_Stated task_:
Exclude the pictures, then repeat the remaining data exactly.

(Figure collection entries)
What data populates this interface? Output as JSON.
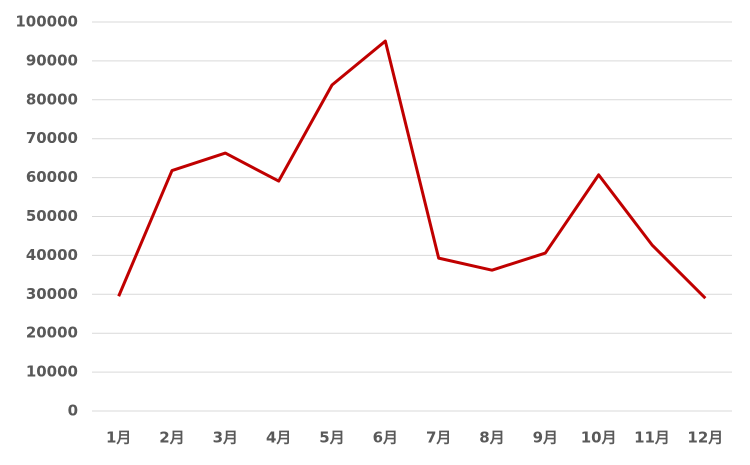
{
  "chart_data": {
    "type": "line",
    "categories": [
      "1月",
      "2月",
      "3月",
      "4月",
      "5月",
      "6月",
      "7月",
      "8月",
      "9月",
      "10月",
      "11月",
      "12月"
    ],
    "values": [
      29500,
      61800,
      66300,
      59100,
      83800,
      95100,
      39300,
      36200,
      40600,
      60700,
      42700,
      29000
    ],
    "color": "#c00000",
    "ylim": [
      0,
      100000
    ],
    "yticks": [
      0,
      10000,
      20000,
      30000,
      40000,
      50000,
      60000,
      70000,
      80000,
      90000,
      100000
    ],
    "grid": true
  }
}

_Full answer_:
What data populates this interface? Output as JSON.
{
  "chart_data": {
    "type": "line",
    "categories": [
      "1月",
      "2月",
      "3月",
      "4月",
      "5月",
      "6月",
      "7月",
      "8月",
      "9月",
      "10月",
      "11月",
      "12月"
    ],
    "values": [
      29500,
      61800,
      66300,
      59100,
      83800,
      95100,
      39300,
      36200,
      40600,
      60700,
      42700,
      29000
    ],
    "color": "#c00000",
    "ylim": [
      0,
      100000
    ],
    "yticks": [
      0,
      10000,
      20000,
      30000,
      40000,
      50000,
      60000,
      70000,
      80000,
      90000,
      100000
    ],
    "grid": true
  }
}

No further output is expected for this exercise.